* _REQUEST_
Leave the pictures out and quote only the lines from the one with "Serialize everything readable" down to the end of the listing below.

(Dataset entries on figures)
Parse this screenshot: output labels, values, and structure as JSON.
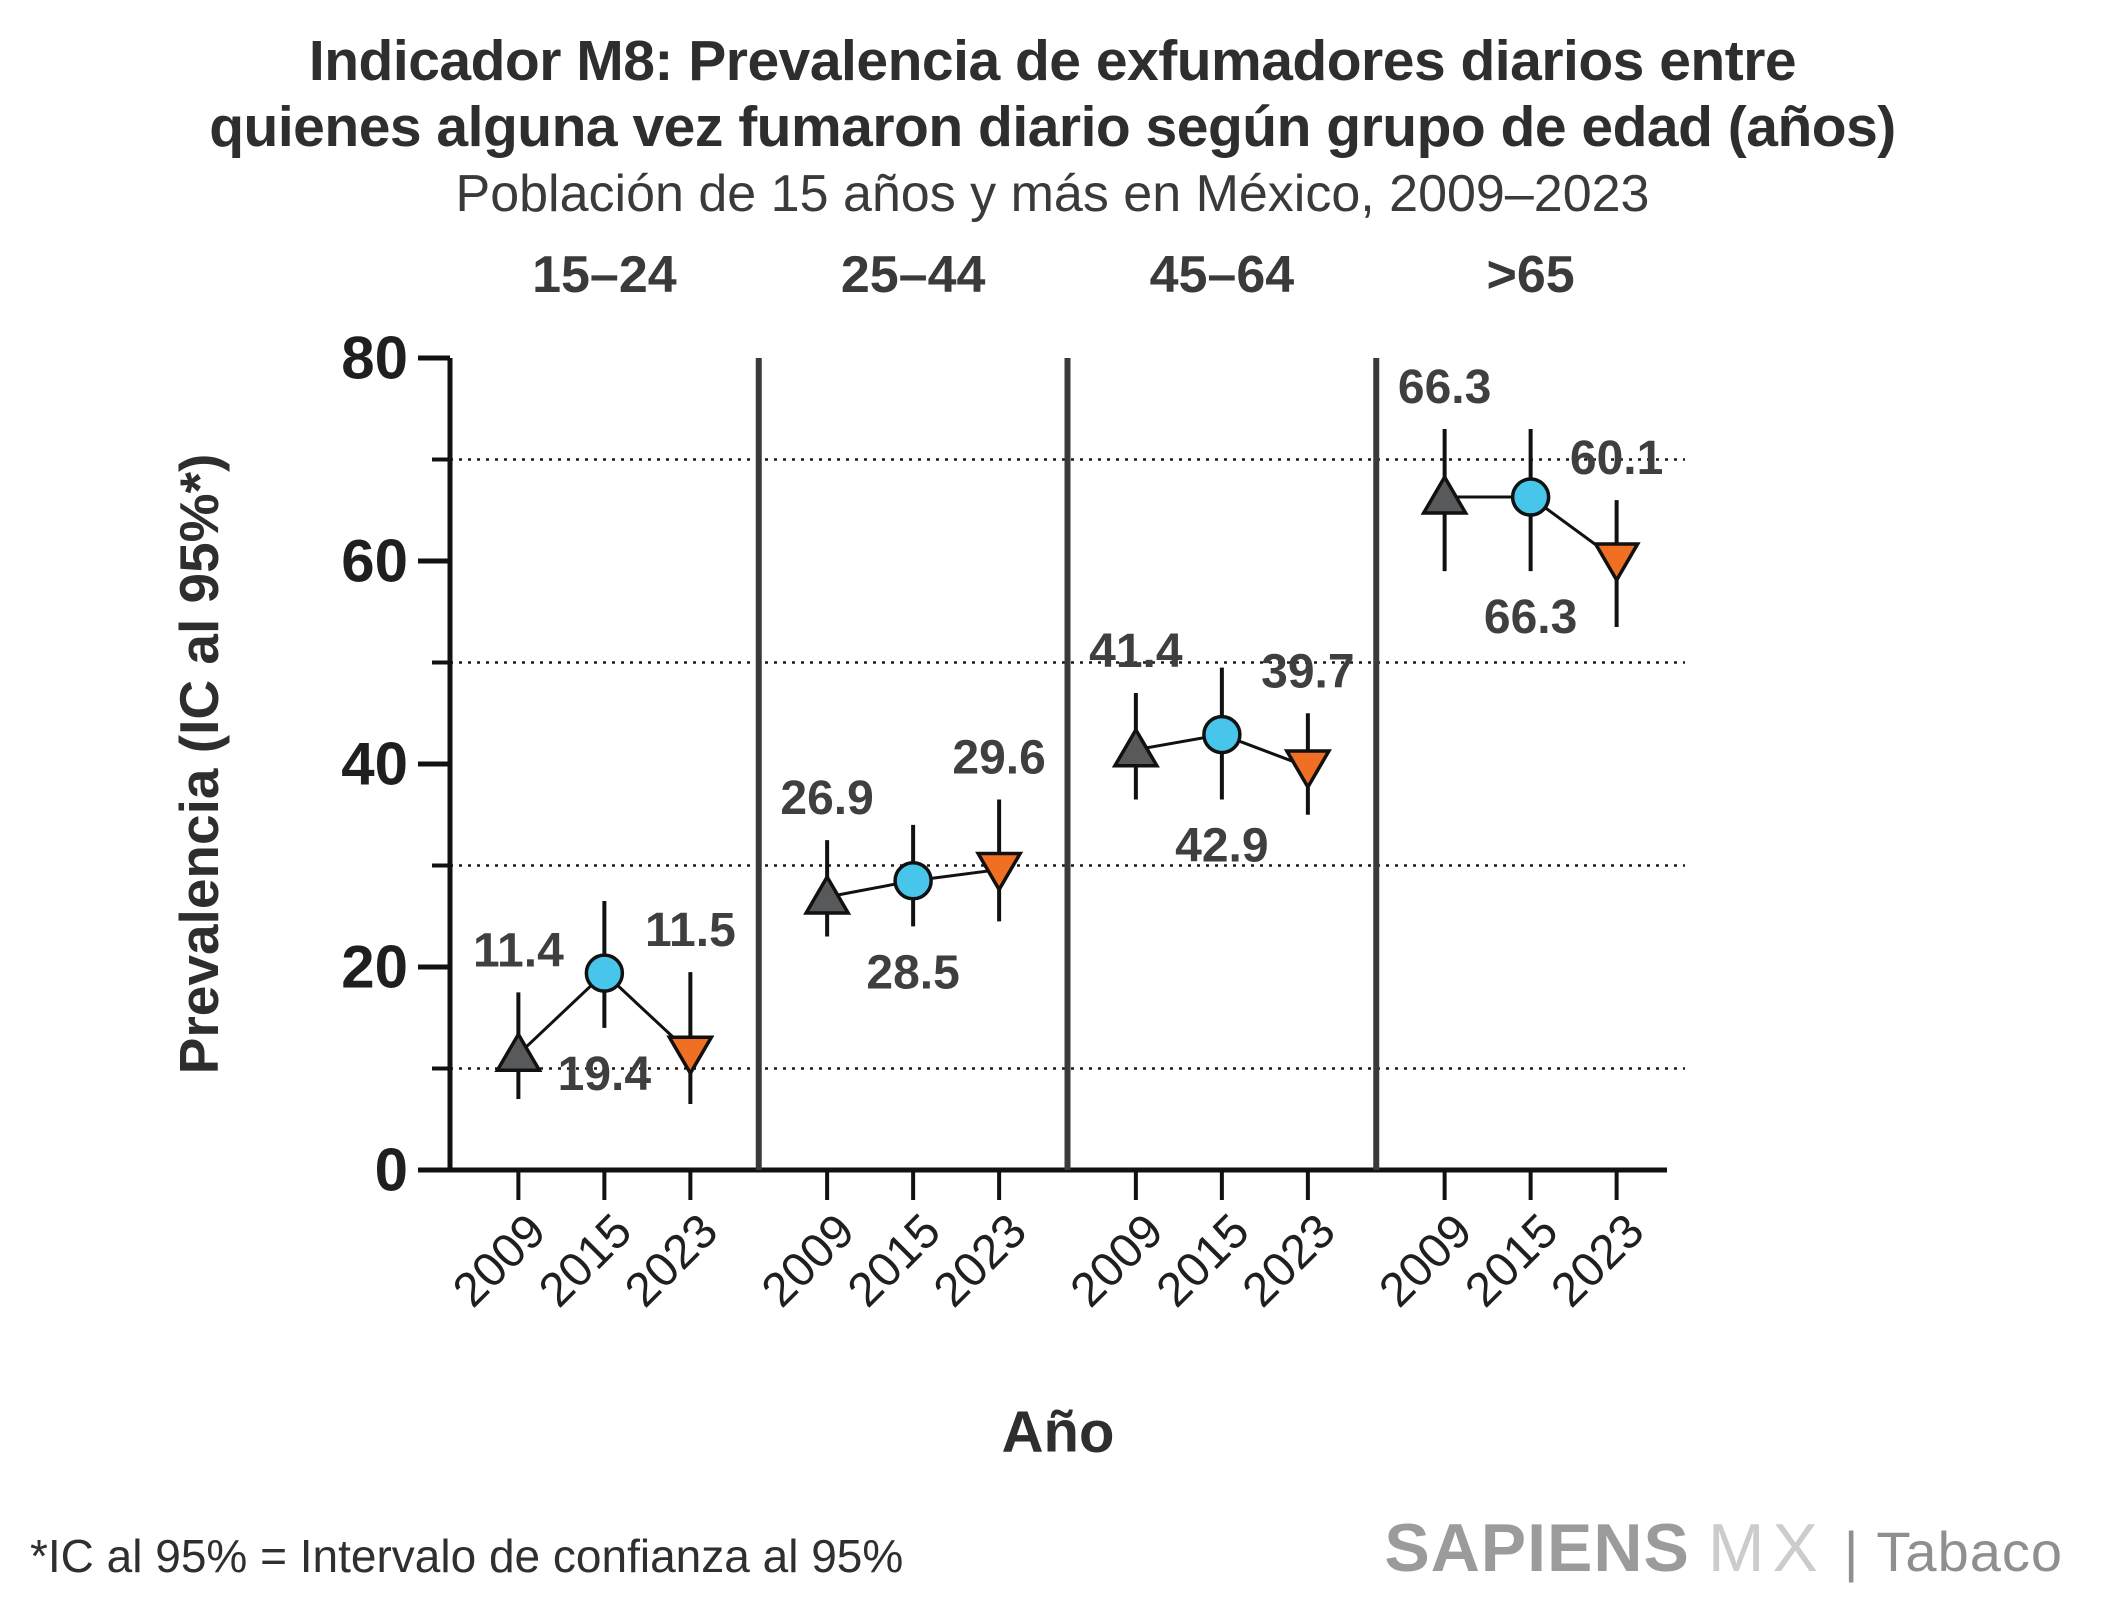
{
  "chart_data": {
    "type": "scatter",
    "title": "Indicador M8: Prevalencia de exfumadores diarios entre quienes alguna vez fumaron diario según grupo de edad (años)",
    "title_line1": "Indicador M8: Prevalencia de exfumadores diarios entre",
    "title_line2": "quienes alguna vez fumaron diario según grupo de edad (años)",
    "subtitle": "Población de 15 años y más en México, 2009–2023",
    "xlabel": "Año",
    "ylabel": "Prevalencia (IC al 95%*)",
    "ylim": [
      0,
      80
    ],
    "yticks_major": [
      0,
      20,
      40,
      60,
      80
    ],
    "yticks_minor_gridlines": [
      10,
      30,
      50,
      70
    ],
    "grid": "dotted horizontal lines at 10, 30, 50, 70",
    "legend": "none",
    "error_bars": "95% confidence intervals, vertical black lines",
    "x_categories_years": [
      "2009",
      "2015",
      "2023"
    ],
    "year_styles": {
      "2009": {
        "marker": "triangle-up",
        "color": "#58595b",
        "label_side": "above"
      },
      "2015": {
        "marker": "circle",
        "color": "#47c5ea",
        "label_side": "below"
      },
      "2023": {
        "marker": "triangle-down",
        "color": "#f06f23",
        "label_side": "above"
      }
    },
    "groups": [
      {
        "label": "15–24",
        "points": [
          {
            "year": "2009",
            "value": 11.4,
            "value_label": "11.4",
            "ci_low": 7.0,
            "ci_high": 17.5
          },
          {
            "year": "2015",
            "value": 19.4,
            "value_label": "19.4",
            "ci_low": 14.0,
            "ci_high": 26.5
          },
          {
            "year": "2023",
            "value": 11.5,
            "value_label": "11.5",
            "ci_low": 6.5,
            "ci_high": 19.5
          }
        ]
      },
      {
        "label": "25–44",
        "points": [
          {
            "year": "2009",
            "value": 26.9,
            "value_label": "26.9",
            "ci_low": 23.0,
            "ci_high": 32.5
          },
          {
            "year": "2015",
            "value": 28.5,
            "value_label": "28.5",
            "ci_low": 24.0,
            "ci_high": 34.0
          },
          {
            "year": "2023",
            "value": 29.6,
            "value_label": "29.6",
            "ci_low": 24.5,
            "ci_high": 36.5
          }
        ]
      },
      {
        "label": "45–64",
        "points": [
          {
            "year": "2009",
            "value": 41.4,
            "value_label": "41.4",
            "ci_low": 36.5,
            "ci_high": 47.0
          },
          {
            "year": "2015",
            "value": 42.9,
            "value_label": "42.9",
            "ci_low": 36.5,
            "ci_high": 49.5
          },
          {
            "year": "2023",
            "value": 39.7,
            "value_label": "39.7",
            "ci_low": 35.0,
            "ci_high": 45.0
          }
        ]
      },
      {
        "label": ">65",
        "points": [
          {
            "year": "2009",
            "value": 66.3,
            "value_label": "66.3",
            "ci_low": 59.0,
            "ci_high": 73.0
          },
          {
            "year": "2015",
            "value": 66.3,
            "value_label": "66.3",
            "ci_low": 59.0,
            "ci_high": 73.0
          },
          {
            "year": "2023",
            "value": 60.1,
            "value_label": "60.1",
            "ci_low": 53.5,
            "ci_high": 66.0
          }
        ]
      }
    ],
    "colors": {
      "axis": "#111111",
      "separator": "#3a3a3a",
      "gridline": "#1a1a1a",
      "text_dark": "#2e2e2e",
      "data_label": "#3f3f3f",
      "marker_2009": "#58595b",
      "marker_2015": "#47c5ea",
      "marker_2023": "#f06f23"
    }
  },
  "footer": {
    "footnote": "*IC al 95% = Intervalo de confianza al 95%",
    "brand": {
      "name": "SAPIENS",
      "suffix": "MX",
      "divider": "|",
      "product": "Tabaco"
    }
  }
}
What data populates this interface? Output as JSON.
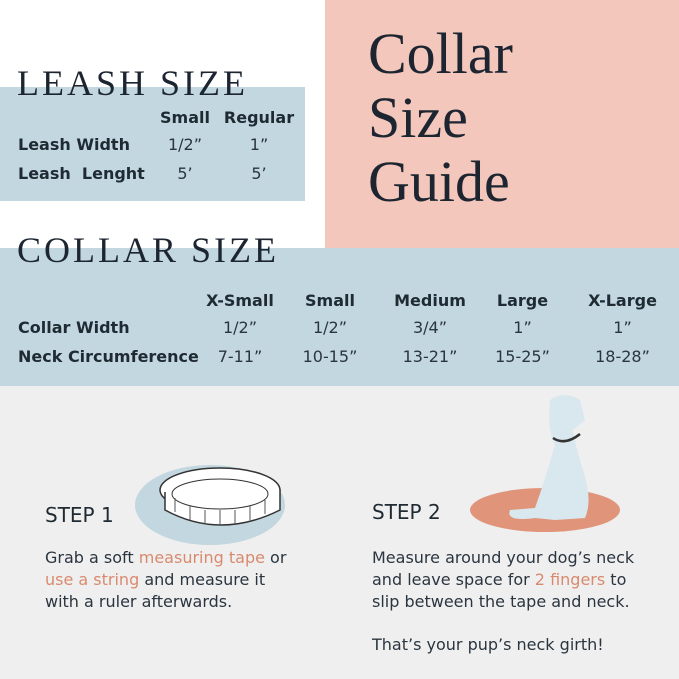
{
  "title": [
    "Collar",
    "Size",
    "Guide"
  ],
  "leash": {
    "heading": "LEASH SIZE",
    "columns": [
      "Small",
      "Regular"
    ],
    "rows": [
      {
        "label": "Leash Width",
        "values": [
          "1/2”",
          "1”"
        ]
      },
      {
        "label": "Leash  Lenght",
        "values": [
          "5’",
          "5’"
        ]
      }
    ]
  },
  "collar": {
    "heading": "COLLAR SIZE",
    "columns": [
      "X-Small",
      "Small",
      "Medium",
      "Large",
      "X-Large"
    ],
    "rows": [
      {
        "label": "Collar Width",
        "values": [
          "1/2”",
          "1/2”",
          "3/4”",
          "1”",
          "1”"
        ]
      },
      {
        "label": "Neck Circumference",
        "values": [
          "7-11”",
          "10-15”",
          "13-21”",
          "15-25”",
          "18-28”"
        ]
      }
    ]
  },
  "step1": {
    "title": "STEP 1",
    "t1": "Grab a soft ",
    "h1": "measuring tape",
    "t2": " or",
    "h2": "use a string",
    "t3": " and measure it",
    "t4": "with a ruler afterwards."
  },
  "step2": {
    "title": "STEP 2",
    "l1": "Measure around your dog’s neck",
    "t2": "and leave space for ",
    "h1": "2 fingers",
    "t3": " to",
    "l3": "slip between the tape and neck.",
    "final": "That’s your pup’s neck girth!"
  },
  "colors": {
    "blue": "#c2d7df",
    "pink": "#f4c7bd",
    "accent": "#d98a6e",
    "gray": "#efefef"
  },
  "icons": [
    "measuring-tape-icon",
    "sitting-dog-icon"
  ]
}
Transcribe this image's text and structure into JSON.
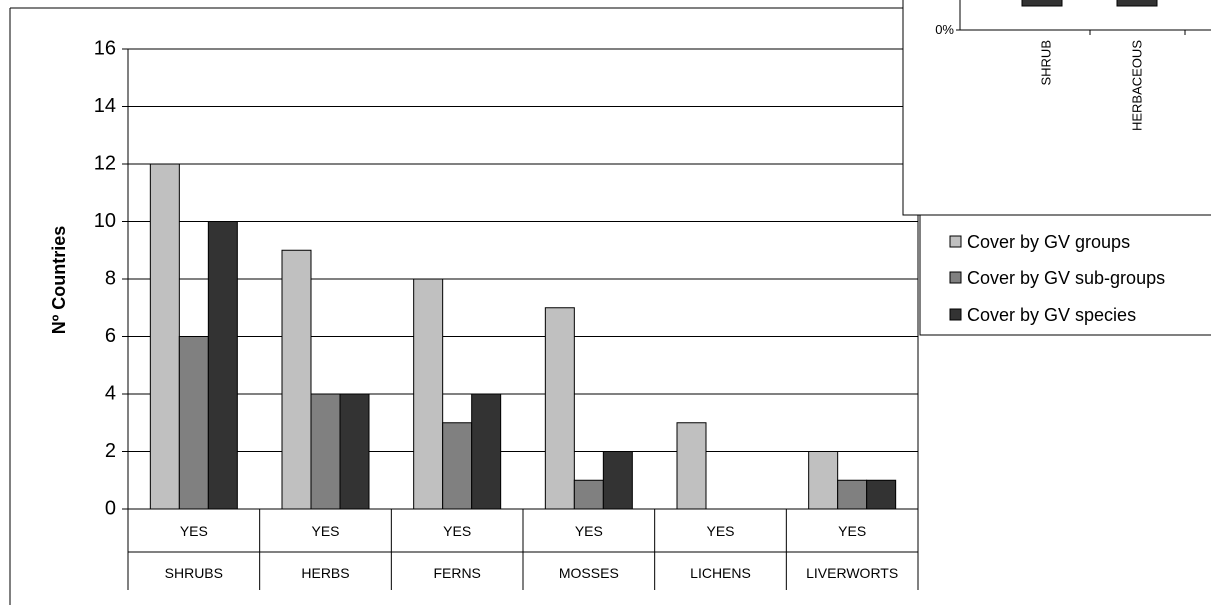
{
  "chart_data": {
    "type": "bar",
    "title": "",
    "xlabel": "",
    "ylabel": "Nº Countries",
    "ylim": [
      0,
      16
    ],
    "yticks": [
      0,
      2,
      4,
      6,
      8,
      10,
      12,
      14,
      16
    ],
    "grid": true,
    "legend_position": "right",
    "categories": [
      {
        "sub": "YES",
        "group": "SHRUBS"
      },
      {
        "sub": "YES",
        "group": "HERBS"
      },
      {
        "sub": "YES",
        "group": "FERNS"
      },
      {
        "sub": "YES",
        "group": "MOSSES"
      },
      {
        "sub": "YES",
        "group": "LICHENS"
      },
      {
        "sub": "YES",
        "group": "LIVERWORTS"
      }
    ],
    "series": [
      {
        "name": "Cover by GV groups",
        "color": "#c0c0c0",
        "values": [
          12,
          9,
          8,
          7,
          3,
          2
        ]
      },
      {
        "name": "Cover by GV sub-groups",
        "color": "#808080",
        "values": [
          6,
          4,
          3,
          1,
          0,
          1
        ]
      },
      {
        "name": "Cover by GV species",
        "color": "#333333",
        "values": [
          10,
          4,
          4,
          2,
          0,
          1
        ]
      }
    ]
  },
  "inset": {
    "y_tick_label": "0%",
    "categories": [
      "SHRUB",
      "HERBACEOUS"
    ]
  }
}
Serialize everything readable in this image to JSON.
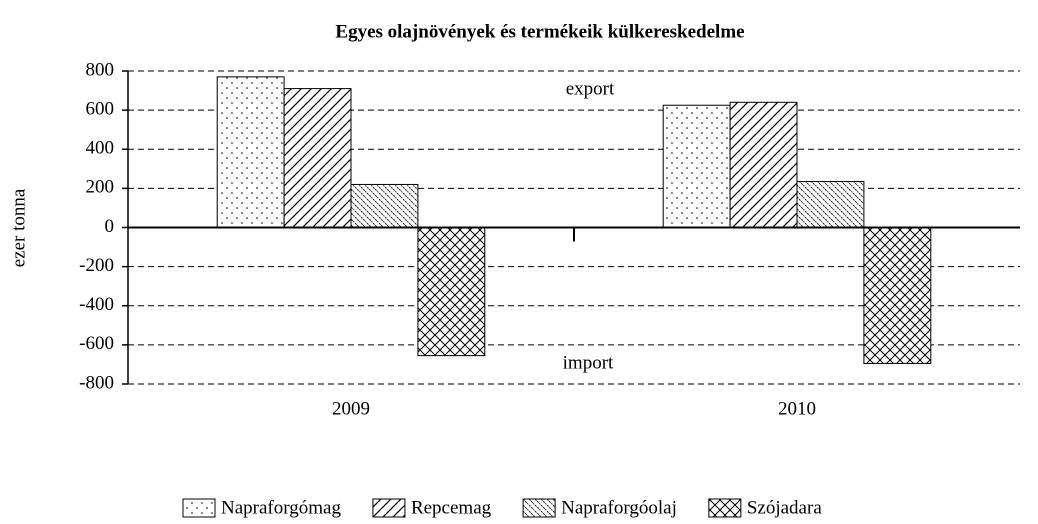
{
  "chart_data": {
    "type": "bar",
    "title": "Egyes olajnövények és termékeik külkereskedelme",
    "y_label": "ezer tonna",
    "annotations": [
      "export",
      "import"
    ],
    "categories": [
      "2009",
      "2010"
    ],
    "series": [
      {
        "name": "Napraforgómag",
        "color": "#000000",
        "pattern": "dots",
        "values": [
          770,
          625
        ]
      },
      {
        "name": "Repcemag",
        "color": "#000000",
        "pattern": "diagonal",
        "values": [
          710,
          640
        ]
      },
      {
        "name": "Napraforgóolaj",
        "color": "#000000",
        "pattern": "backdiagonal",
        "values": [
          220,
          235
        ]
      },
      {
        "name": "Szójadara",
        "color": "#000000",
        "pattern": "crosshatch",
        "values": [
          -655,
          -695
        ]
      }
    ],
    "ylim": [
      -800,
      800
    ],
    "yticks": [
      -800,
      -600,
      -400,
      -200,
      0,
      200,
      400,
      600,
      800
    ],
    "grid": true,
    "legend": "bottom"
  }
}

* _RESPONSE FOR THIS EXERCISE_
Serialize everything readable in this image to JSON.
{
  "chart_data": {
    "type": "bar",
    "title": "Egyes olajnövények és termékeik külkereskedelme",
    "y_label": "ezer tonna",
    "annotations": [
      "export",
      "import"
    ],
    "categories": [
      "2009",
      "2010"
    ],
    "series": [
      {
        "name": "Napraforgómag",
        "color": "#000000",
        "pattern": "dots",
        "values": [
          770,
          625
        ]
      },
      {
        "name": "Repcemag",
        "color": "#000000",
        "pattern": "diagonal",
        "values": [
          710,
          640
        ]
      },
      {
        "name": "Napraforgóolaj",
        "color": "#000000",
        "pattern": "backdiagonal",
        "values": [
          220,
          235
        ]
      },
      {
        "name": "Szójadara",
        "color": "#000000",
        "pattern": "crosshatch",
        "values": [
          -655,
          -695
        ]
      }
    ],
    "ylim": [
      -800,
      800
    ],
    "yticks": [
      -800,
      -600,
      -400,
      -200,
      0,
      200,
      400,
      600,
      800
    ],
    "grid": true,
    "legend": "bottom"
  }
}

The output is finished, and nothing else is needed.